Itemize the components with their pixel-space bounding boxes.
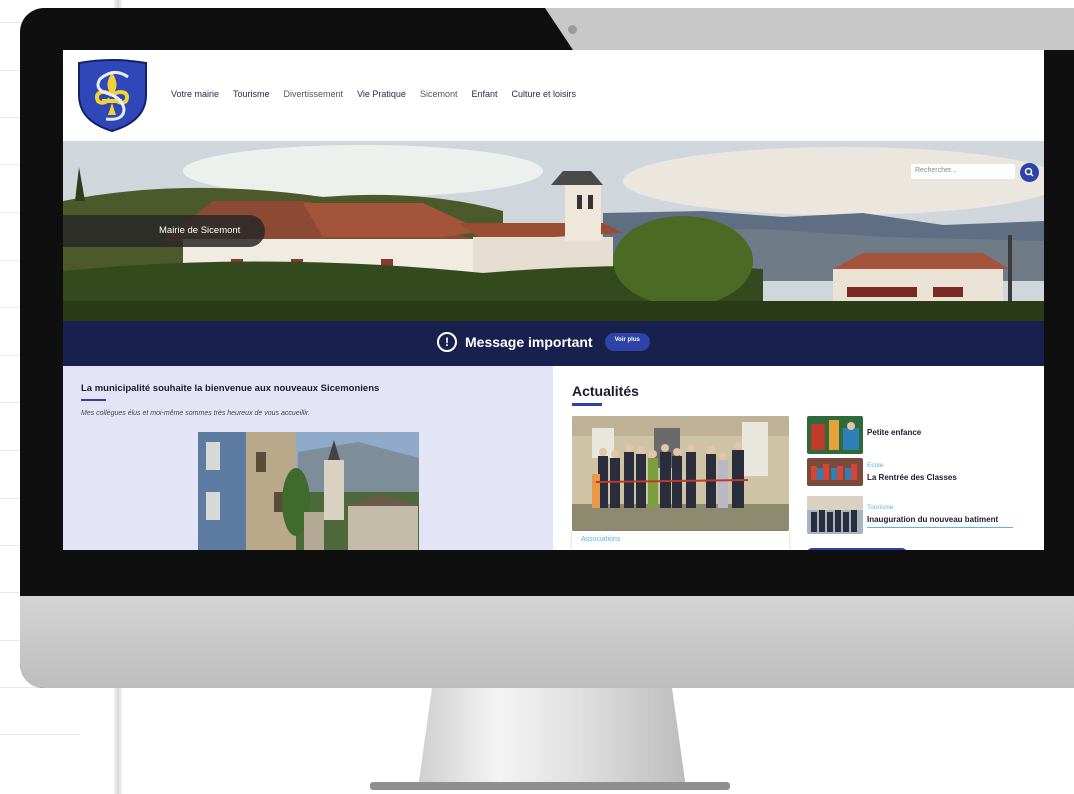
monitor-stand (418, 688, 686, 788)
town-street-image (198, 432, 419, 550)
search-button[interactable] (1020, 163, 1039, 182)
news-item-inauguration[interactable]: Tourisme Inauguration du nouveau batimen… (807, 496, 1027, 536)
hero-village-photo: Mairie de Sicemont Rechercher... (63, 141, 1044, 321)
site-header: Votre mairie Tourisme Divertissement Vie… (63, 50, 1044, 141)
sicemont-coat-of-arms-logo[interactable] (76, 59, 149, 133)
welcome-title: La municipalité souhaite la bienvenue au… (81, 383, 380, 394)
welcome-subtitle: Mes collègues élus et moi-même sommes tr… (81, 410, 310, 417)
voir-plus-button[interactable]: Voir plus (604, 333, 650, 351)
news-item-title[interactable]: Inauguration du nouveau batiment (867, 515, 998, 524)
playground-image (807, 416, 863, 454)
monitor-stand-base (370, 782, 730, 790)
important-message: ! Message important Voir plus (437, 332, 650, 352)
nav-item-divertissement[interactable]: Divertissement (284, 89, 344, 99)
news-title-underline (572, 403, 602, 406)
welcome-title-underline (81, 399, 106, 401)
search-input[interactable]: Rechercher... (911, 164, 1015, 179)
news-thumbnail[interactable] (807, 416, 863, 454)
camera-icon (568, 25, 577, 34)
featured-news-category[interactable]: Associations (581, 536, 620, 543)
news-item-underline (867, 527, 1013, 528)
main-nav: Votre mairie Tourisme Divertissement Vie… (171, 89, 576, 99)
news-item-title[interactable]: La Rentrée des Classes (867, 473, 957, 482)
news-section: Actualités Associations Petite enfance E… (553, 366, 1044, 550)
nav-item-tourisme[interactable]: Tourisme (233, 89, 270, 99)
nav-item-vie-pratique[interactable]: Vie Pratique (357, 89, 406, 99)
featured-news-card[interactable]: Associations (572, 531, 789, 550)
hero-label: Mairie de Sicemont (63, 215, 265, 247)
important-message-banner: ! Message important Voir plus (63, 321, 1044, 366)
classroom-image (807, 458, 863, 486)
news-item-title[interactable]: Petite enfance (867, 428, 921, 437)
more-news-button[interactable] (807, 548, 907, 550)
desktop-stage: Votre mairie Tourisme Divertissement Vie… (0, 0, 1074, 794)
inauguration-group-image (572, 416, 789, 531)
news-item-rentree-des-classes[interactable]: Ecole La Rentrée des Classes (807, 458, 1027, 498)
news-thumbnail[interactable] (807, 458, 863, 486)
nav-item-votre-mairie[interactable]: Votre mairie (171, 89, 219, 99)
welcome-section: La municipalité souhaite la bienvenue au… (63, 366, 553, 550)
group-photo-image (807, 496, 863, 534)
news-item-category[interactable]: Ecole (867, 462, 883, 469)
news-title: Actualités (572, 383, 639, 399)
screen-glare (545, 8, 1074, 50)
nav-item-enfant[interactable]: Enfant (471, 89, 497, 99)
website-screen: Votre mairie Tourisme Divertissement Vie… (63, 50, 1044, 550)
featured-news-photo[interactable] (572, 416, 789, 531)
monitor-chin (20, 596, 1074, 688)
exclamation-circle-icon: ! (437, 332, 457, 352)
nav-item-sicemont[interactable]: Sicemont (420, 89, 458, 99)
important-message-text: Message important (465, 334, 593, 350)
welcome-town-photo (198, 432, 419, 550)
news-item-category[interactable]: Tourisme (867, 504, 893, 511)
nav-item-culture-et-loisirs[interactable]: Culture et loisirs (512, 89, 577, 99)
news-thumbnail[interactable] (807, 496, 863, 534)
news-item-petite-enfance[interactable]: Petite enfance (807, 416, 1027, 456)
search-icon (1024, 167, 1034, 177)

> _Aim of the task_:
Give again, unchanged, the part of the records that opens with the line containing "monitor-stand (418, 688, 686, 788)" and closes with the line containing "news-thumbnail[interactable] (807, 416, 863, 454)". Include both of those lines.

> _Answer to the task_:
monitor-stand (418, 688, 686, 788)
town-street-image (198, 432, 419, 550)
search-button[interactable] (1020, 163, 1039, 182)
news-item-inauguration[interactable]: Tourisme Inauguration du nouveau batimen… (807, 496, 1027, 536)
hero-village-photo: Mairie de Sicemont Rechercher... (63, 141, 1044, 321)
site-header: Votre mairie Tourisme Divertissement Vie… (63, 50, 1044, 141)
sicemont-coat-of-arms-logo[interactable] (76, 59, 149, 133)
welcome-title: La municipalité souhaite la bienvenue au… (81, 383, 380, 394)
welcome-subtitle: Mes collègues élus et moi-même sommes tr… (81, 410, 310, 417)
voir-plus-button[interactable]: Voir plus (604, 333, 650, 351)
news-item-title[interactable]: Inauguration du nouveau batiment (867, 515, 998, 524)
playground-image (807, 416, 863, 454)
monitor-stand-base (370, 782, 730, 790)
important-message: ! Message important Voir plus (437, 332, 650, 352)
nav-item-divertissement[interactable]: Divertissement (284, 89, 344, 99)
news-title-underline (572, 403, 602, 406)
welcome-title-underline (81, 399, 106, 401)
search-input[interactable]: Rechercher... (911, 164, 1015, 179)
news-thumbnail[interactable] (807, 416, 863, 454)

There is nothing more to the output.